◆ OBJECTIVE ◆
Identify all lines in the data containing the string "European". Copy them out.

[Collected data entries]
↓↓↓

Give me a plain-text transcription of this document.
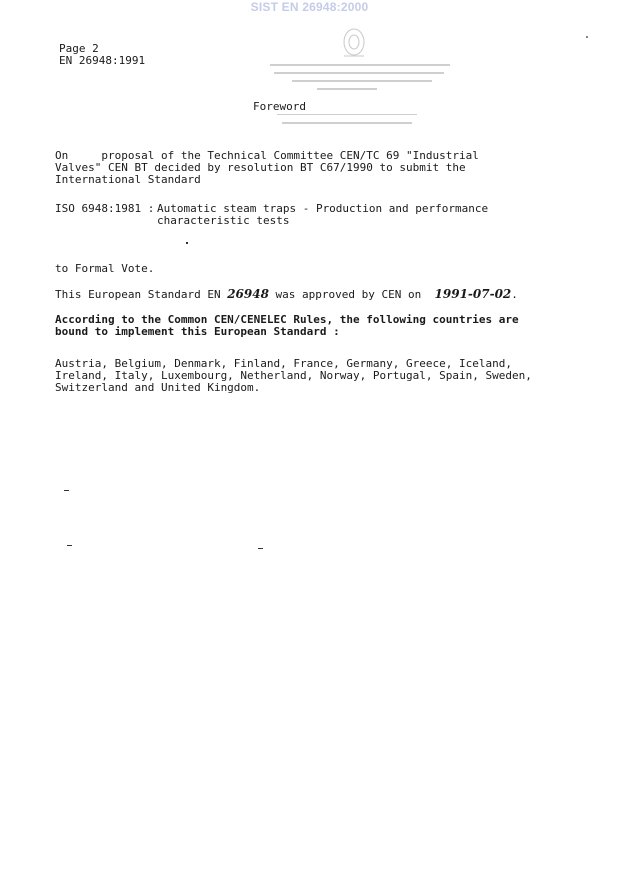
SIST EN 26948:2000
Page 2
EN 26948:1991
Foreword
On     proposal of the Technical Committee CEN/TC 69 "Industrial
Valves" CEN BT decided by resolution BT C67/1990 to submit the
International Standard
ISO 6948:1981 : Automatic steam traps - Production and performance
characteristic tests
to Formal Vote.
This European Standard EN 26948 was approved by CEN on  1991-07-02.
According to the Common CEN/CENELEC Rules, the following countries are
bound to implement this European Standard :
Austria, Belgium, Denmark, Finland, France, Germany, Greece, Iceland,
Ireland, Italy, Luxembourg, Netherland, Norway, Portugal, Spain, Sweden,
Switzerland and United Kingdom.
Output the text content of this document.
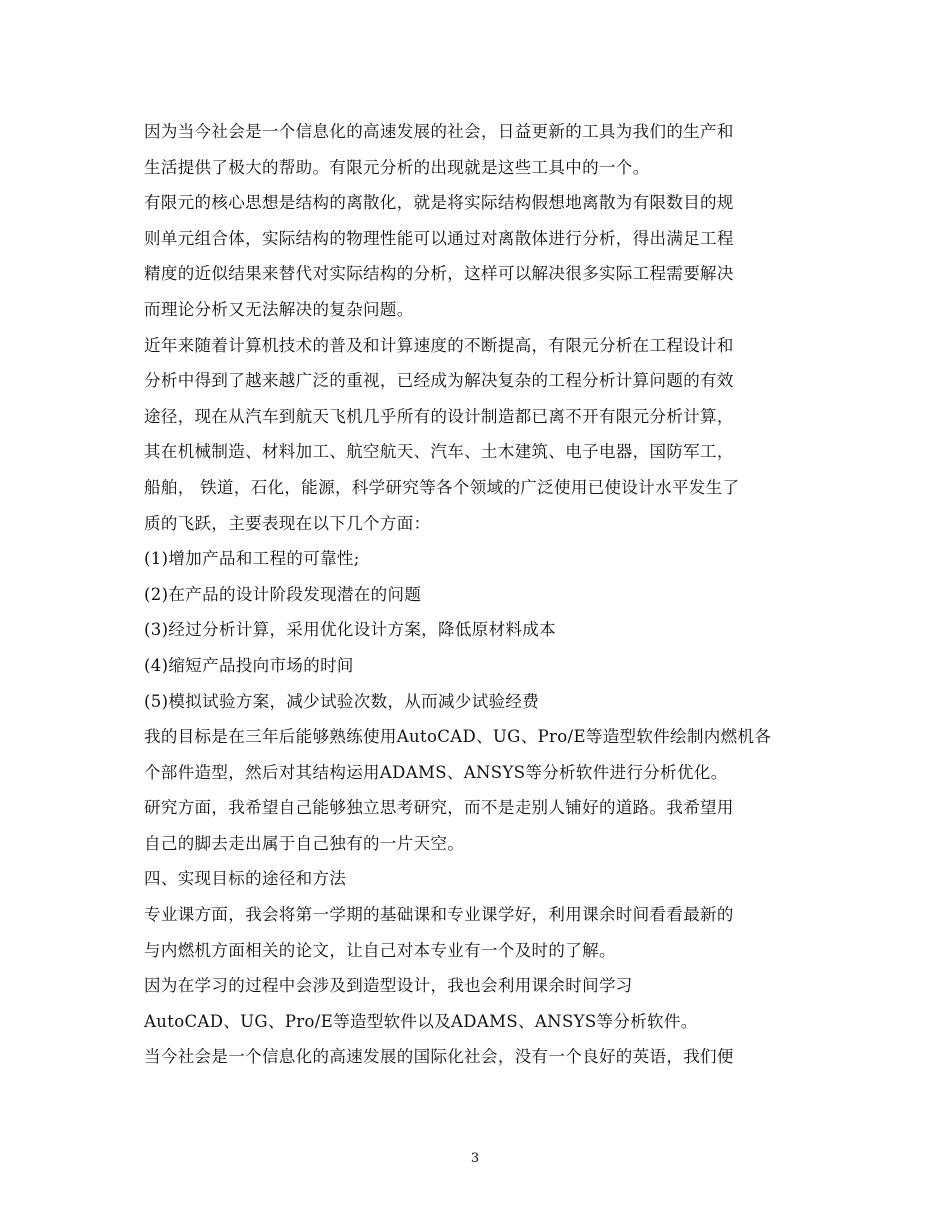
因为当今社会是一个信息化的高速发展的社会，日益更新的工具为我们的生产和
生活提供了极大的帮助。有限元分析的出现就是这些工具中的一个。
有限元的核心思想是结构的离散化，就是将实际结构假想地离散为有限数目的规
则单元组合体，实际结构的物理性能可以通过对离散体进行分析，得出满足工程
精度的近似结果来替代对实际结构的分析，这样可以解决很多实际工程需要解决
而理论分析又无法解决的复杂问题。
近年来随着计算机技术的普及和计算速度的不断提高，有限元分析在工程设计和
分析中得到了越来越广泛的重视，已经成为解决复杂的工程分析计算问题的有效
途径，现在从汽车到航天飞机几乎所有的设计制造都已离不开有限元分析计算，
其在机械制造、材料加工、航空航天、汽车、土木建筑、电子电器，国防军工，
船舶， 铁道，石化，能源，科学研究等各个领域的广泛使用已使设计水平发生了
质的飞跃，主要表现在以下几个方面：
(1)增加产品和工程的可靠性;
(2)在产品的设计阶段发现潜在的问题
(3)经过分析计算，采用优化设计方案，降低原材料成本
(4)缩短产品投向市场的时间
(5)模拟试验方案，减少试验次数，从而减少试验经费
我的目标是在三年后能够熟练使用AutoCAD、UG、Pro/E等造型软件绘制内燃机各
个部件造型，然后对其结构运用ADAMS、ANSYS等分析软件进行分析优化。
研究方面，我希望自己能够独立思考研究，而不是走别人铺好的道路。我希望用
自己的脚去走出属于自己独有的一片天空。
四、实现目标的途径和方法
专业课方面，我会将第一学期的基础课和专业课学好，利用课余时间看看最新的
与内燃机方面相关的论文，让自己对本专业有一个及时的了解。
因为在学习的过程中会涉及到造型设计，我也会利用课余时间学习
AutoCAD、UG、Pro/E等造型软件以及ADAMS、ANSYS等分析软件。
当今社会是一个信息化的高速发展的国际化社会，没有一个良好的英语，我们便
3
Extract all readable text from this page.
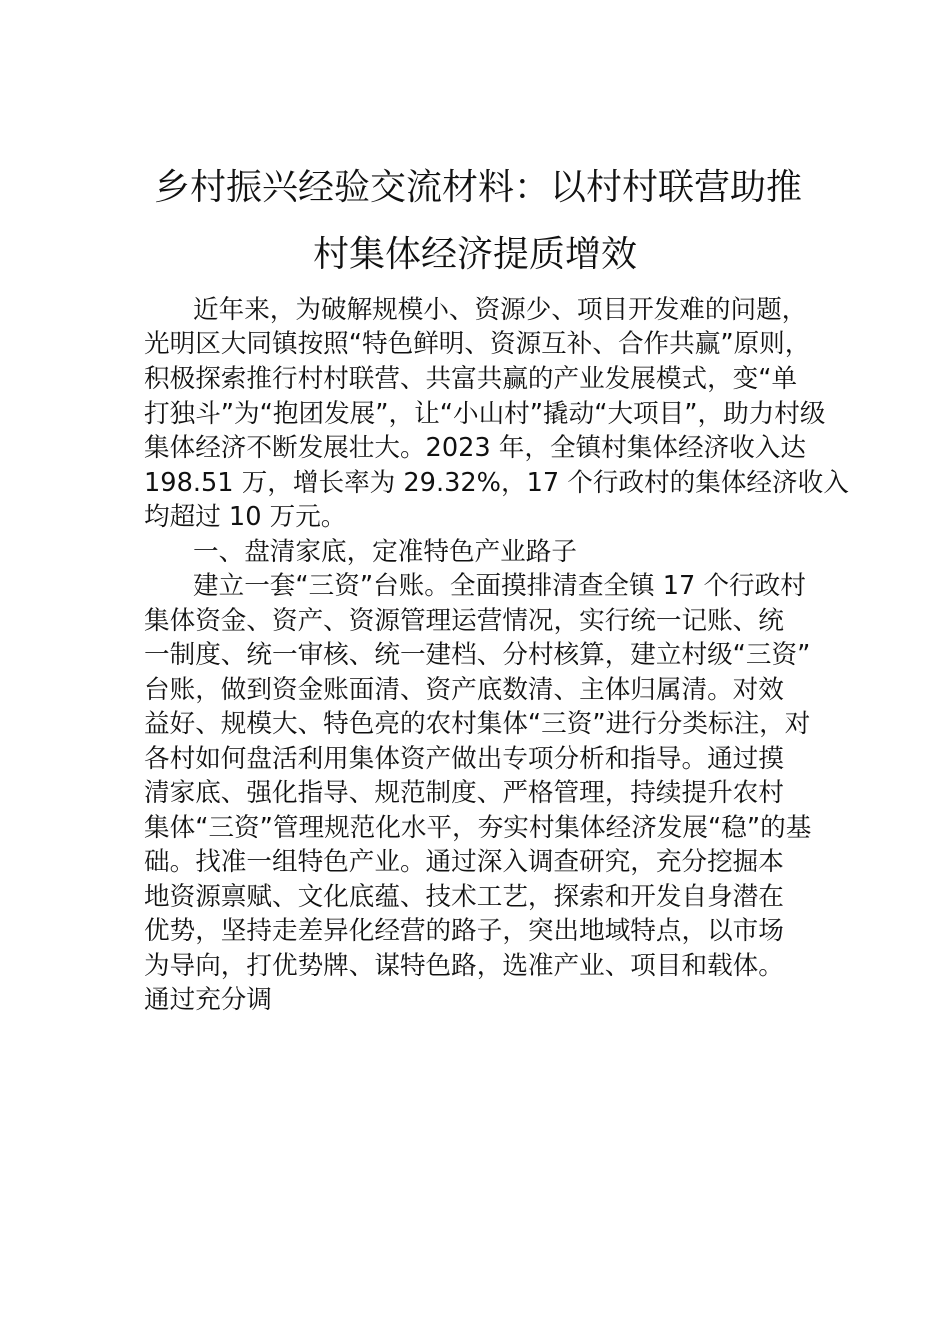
乡村振兴经验交流材料：以村村联营助推
村集体经济提质增效
近年来，为破解规模小、资源少、项目开发难的问题，
光明区大同镇按照“特色鲜明、资源互补、合作共赢”原则，
积极探索推行村村联营、共富共赢的产业发展模式，变“单
打独斗”为“抱团发展”，让“小山村”撬动“大项目”，助力村级
集体经济不断发展壮大。2023 年，全镇村集体经济收入达
198.51 万，增长率为 29.32%，17 个行政村的集体经济收入
均超过 10 万元。
一、盘清家底，定准特色产业路子
建立一套“三资”台账。全面摸排清查全镇 17 个行政村
集体资金、资产、资源管理运营情况，实行统一记账、统
一制度、统一审核、统一建档、分村核算，建立村级“三资”
台账，做到资金账面清、资产底数清、主体归属清。对效
益好、规模大、特色亮的农村集体“三资”进行分类标注，对
各村如何盘活利用集体资产做出专项分析和指导。通过摸
清家底、强化指导、规范制度、严格管理，持续提升农村
集体“三资”管理规范化水平，夯实村集体经济发展“稳”的基
础。找准一组特色产业。通过深入调查研究，充分挖掘本
地资源禀赋、文化底蕴、技术工艺，探索和开发自身潜在
优势，坚持走差异化经营的路子，突出地域特点，以市场
为导向，打优势牌、谋特色路，选准产业、项目和载体。
通过充分调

↑↑↑

◆ OUTPUT ◆
This European Standard EN 26948 was approved by CEN on  1991-07-02.
bound to implement this European Standard :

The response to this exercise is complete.